SET TASK:
Extract from the listing each line in which the word "JSON" appears.

(Raw records)

________________________________________

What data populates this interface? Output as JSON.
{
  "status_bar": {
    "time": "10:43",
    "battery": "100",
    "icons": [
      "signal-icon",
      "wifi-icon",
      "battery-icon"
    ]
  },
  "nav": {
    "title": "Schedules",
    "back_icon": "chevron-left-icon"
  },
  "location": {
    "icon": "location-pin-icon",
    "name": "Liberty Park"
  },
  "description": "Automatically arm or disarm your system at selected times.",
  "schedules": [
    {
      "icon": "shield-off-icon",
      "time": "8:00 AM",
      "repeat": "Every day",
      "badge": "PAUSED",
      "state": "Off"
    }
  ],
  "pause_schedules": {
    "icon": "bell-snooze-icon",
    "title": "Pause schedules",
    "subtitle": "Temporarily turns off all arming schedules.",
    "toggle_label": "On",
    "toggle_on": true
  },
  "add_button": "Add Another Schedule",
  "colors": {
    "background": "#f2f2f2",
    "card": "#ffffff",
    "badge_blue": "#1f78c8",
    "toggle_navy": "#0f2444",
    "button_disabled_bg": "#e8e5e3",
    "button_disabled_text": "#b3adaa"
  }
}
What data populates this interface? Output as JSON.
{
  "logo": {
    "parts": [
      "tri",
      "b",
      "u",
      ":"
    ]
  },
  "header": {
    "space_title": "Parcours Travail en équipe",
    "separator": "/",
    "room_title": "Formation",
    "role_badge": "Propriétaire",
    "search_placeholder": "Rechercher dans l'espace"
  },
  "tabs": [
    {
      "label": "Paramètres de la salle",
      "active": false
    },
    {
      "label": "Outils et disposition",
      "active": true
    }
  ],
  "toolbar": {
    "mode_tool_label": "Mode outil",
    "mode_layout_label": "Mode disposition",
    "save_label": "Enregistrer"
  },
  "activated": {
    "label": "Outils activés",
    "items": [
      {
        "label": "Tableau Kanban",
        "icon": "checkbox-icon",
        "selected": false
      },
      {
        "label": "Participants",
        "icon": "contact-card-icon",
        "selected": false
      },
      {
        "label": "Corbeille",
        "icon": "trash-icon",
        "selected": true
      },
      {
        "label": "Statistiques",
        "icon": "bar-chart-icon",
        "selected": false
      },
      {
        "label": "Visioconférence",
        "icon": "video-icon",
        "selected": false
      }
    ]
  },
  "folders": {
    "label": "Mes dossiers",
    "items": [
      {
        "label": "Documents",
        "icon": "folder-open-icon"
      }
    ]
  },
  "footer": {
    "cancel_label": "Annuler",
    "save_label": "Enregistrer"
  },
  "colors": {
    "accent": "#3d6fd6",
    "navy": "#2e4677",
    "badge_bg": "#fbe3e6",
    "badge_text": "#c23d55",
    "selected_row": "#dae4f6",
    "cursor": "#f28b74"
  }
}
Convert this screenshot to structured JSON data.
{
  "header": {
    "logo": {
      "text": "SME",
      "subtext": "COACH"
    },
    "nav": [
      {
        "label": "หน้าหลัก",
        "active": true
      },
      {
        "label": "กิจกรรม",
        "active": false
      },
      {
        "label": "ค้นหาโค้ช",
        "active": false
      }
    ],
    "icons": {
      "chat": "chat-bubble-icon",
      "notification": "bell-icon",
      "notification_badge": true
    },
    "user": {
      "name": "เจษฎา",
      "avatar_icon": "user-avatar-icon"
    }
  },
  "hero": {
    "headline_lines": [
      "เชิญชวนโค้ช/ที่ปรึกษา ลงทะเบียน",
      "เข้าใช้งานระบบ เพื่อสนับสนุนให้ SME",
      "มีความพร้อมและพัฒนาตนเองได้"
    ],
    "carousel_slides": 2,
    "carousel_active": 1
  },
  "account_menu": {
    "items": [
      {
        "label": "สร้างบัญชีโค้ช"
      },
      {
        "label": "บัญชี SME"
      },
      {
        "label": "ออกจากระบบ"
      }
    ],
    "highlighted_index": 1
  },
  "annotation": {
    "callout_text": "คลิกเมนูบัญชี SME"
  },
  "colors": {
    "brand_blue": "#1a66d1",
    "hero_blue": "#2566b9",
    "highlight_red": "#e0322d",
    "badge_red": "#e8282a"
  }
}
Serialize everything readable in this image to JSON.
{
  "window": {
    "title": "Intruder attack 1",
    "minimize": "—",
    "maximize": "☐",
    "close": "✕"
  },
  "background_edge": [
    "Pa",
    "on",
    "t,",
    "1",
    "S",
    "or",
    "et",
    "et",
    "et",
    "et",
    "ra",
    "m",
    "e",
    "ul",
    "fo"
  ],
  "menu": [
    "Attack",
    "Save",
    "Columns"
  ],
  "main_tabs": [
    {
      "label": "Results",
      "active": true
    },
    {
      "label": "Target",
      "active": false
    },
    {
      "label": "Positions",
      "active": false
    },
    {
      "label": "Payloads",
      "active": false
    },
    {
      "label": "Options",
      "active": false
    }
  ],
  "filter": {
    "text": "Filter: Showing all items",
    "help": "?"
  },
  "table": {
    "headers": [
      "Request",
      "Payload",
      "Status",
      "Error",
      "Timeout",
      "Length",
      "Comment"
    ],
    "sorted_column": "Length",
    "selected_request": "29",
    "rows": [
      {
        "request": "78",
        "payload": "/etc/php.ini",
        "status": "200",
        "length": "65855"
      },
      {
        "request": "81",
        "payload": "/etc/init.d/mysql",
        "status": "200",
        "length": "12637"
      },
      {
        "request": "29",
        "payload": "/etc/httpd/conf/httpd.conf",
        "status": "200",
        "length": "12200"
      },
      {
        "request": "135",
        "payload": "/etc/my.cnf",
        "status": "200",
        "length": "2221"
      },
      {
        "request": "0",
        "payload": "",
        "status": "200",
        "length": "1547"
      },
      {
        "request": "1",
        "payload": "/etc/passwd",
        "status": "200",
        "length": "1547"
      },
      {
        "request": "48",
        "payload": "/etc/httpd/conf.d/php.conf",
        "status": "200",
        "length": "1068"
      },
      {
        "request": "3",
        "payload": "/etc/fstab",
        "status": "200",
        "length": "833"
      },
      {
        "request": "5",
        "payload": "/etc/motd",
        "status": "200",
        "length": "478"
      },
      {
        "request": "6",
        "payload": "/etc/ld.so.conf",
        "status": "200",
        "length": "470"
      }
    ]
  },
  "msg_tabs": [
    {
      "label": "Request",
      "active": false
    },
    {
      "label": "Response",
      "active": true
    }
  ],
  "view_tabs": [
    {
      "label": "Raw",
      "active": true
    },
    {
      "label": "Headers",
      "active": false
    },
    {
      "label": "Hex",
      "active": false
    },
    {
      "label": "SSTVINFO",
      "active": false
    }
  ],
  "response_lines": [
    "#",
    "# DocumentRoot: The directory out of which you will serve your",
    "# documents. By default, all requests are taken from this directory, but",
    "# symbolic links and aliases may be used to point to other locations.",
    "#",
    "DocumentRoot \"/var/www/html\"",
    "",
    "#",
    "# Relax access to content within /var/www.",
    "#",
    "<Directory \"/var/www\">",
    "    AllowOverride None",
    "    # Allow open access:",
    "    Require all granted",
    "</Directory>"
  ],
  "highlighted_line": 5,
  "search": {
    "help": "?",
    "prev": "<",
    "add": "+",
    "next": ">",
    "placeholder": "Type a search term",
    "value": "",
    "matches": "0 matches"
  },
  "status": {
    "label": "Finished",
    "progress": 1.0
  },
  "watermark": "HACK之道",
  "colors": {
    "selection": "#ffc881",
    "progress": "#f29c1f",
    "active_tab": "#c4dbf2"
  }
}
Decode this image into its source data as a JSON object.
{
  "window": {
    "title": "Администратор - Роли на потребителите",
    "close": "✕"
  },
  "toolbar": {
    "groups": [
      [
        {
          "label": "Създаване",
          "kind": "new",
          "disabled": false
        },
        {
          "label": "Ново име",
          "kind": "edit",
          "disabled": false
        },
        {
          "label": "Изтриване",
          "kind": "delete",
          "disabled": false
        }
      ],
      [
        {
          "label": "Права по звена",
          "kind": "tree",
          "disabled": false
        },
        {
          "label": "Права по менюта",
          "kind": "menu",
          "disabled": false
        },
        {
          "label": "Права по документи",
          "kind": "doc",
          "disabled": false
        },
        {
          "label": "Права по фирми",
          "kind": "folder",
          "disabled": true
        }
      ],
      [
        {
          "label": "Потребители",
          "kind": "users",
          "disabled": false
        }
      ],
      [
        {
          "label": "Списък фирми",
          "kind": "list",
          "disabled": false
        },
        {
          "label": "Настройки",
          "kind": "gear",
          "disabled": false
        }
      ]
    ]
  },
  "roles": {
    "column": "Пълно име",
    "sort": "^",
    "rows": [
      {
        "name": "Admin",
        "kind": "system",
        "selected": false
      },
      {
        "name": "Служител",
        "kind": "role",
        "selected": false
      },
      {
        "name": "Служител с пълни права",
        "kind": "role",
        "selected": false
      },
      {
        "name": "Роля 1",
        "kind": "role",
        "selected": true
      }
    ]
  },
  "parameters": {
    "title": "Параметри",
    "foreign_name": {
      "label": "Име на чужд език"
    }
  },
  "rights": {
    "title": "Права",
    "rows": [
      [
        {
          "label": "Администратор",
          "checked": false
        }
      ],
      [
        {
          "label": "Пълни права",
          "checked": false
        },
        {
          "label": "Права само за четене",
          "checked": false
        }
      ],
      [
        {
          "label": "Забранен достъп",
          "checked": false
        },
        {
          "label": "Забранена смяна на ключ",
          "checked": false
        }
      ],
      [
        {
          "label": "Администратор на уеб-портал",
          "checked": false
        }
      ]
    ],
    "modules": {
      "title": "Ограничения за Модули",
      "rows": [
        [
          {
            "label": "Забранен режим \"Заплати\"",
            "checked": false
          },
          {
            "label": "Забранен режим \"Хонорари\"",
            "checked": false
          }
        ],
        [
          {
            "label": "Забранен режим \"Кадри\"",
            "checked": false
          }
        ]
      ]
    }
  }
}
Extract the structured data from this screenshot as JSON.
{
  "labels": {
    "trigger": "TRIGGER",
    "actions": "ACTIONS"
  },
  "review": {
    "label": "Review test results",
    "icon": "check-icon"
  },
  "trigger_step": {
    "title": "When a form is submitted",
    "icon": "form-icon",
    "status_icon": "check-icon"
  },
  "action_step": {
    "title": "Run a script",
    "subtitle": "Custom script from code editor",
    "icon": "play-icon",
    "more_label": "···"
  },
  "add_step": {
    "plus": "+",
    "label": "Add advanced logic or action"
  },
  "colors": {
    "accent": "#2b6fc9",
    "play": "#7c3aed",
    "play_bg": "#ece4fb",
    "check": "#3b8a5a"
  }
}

________________________________________

SOLUTION TO THIS PROBLEM:
What data populates this interface? Output as JSON.
What data populates this interface? Output as JSON.
Convert this screenshot to structured JSON data.
Serialize everything readable in this image to JSON.
Decode this image into its source data as a JSON object.
Extract the structured data from this screenshot as JSON.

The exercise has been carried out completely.